*Goal*
Identify every line in the records below that contains the word "Dzień", and copy each of those lines.

---

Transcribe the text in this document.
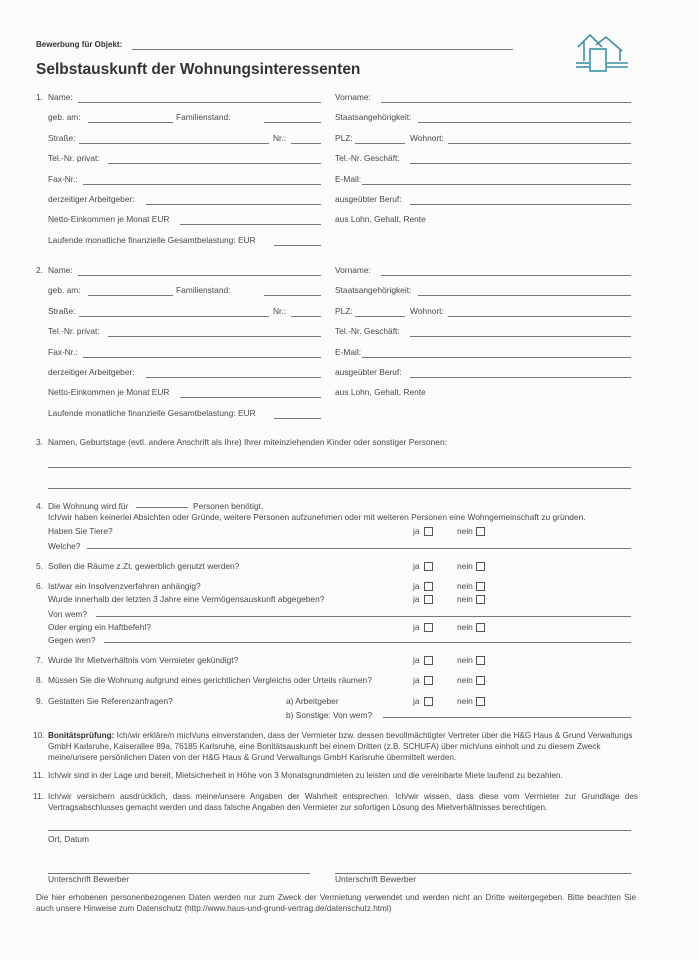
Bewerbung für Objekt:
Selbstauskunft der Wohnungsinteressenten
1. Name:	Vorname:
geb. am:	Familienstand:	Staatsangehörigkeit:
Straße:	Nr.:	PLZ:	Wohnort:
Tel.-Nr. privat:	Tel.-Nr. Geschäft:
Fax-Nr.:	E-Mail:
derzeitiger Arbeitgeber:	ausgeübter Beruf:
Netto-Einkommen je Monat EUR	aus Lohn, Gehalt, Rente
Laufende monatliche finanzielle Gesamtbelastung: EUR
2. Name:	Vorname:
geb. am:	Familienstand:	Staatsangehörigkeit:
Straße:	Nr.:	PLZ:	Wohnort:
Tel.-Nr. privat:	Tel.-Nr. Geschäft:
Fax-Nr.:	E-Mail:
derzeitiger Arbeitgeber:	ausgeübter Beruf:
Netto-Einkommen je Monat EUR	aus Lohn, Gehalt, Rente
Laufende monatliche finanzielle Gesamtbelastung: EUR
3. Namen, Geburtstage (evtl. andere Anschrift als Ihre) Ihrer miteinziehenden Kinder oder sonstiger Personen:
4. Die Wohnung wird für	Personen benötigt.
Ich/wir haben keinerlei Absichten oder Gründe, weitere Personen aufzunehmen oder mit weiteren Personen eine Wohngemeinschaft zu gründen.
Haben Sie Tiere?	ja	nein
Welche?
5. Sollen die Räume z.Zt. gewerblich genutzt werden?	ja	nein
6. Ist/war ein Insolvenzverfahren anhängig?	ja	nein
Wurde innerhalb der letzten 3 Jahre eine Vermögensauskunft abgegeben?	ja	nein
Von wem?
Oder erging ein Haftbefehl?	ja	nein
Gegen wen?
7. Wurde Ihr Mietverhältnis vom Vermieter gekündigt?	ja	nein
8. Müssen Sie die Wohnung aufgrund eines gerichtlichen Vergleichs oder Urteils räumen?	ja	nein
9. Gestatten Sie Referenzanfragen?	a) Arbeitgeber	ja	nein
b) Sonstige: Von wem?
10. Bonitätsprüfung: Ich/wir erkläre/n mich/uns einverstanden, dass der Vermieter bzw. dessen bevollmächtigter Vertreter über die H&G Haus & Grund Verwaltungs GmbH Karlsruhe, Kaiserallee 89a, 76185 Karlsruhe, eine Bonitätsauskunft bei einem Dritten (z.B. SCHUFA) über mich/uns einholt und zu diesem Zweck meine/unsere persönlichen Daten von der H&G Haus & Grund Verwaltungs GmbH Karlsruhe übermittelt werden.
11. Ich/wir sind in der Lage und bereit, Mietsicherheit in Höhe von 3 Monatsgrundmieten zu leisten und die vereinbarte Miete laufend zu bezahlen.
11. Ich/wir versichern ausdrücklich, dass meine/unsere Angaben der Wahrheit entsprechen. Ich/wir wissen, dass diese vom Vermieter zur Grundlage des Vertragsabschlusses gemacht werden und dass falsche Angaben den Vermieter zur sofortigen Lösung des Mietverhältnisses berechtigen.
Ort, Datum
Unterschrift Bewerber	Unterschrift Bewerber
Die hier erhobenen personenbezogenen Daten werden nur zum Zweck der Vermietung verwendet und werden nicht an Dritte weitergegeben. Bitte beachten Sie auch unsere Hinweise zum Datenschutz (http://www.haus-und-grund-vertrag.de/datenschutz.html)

---

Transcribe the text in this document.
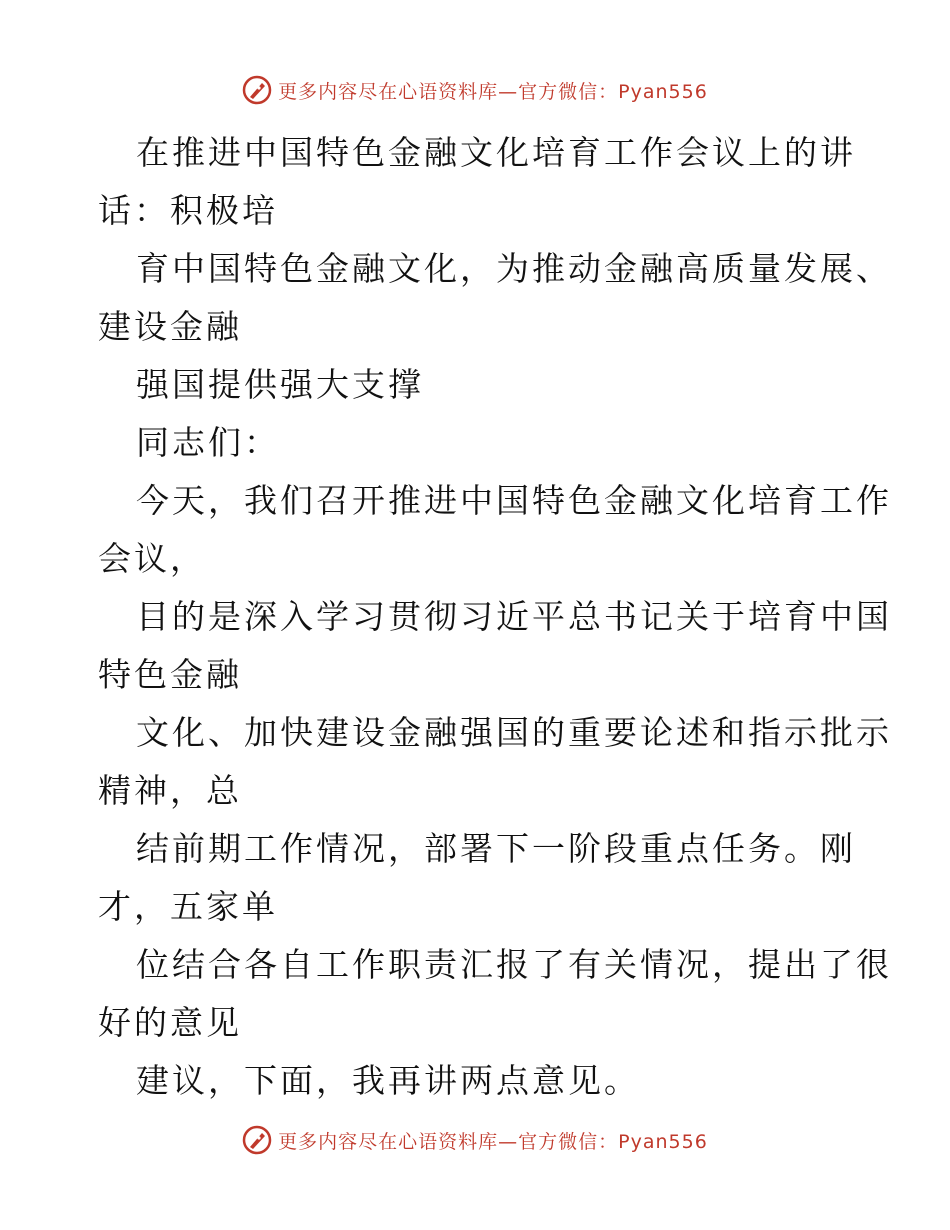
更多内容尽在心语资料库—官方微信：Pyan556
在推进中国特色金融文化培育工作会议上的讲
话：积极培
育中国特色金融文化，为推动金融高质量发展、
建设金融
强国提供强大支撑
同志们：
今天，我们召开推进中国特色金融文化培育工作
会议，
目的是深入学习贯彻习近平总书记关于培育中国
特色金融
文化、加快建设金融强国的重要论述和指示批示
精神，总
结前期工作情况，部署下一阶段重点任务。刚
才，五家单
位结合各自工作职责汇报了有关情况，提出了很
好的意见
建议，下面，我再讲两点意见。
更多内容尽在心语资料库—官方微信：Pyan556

---

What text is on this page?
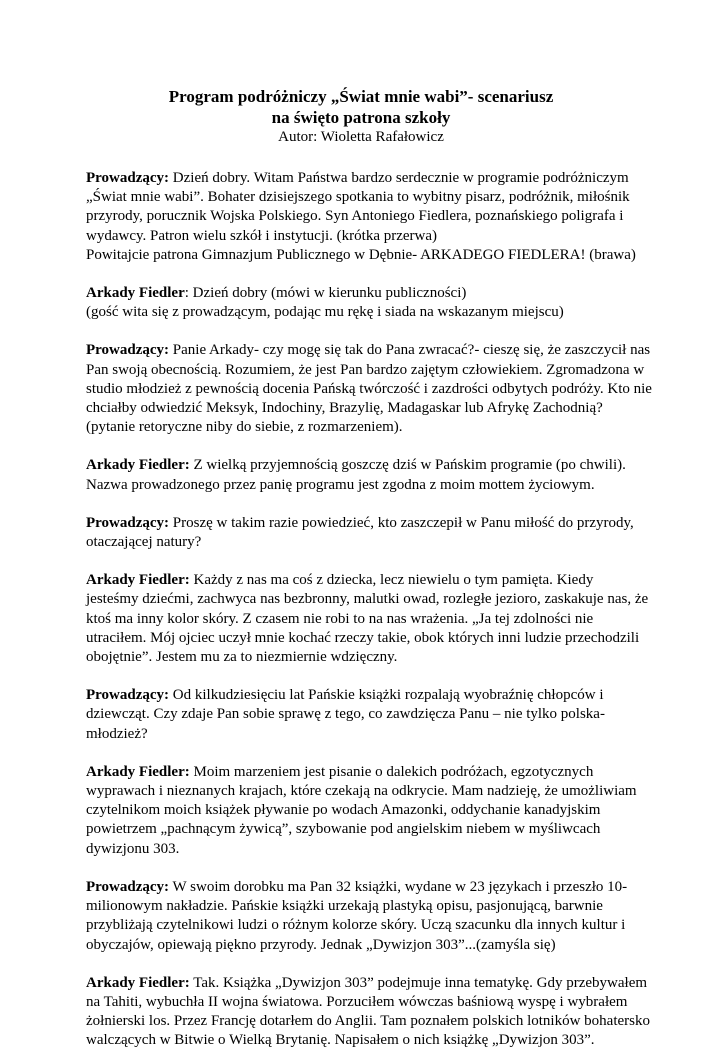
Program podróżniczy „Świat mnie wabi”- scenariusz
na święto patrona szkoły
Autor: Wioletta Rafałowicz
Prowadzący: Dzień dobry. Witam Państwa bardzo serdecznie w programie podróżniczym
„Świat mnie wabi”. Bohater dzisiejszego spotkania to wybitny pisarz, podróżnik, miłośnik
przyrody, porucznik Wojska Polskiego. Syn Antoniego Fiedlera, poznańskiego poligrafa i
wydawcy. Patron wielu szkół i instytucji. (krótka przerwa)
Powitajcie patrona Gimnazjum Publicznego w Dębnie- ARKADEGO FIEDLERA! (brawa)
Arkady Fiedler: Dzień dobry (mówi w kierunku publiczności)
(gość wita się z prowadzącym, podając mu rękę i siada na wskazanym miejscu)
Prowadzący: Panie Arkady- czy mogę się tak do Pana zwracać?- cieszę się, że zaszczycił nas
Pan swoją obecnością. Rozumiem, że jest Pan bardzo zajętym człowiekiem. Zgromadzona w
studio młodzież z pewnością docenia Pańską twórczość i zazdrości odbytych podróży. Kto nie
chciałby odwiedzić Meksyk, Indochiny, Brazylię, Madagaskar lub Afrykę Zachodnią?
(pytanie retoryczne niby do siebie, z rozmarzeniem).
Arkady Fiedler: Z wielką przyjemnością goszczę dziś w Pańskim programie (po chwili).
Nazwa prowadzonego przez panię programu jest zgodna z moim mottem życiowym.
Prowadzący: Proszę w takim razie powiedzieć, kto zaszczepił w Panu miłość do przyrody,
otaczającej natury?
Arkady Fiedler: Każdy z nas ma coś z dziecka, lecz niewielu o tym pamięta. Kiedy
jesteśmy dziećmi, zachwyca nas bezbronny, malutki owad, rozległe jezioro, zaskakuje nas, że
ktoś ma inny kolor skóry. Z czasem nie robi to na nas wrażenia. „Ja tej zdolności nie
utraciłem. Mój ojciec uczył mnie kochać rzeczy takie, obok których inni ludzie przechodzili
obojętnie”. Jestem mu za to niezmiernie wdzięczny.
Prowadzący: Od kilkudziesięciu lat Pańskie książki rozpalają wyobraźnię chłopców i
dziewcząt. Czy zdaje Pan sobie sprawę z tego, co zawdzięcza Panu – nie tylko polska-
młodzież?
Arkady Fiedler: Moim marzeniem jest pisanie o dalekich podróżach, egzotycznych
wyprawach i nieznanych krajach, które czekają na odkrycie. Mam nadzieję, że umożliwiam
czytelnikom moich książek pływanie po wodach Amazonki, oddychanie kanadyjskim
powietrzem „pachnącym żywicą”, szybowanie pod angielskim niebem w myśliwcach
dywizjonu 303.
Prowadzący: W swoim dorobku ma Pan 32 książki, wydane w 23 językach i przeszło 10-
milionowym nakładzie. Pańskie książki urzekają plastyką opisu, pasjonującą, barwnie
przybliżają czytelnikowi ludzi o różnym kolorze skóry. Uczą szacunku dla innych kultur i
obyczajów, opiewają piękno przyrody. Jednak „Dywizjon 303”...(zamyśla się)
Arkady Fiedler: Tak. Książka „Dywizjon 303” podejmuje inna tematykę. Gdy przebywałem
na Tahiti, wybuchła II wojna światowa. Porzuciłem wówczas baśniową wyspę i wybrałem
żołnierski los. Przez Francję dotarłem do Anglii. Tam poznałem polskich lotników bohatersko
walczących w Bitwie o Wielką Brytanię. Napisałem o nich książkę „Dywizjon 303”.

---

*Expected answer*
Prowadzący: Dzień dobry. Witam Państwa bardzo serdecznie w programie podróżniczym
Arkady Fiedler: Dzień dobry (mówi w kierunku publiczności)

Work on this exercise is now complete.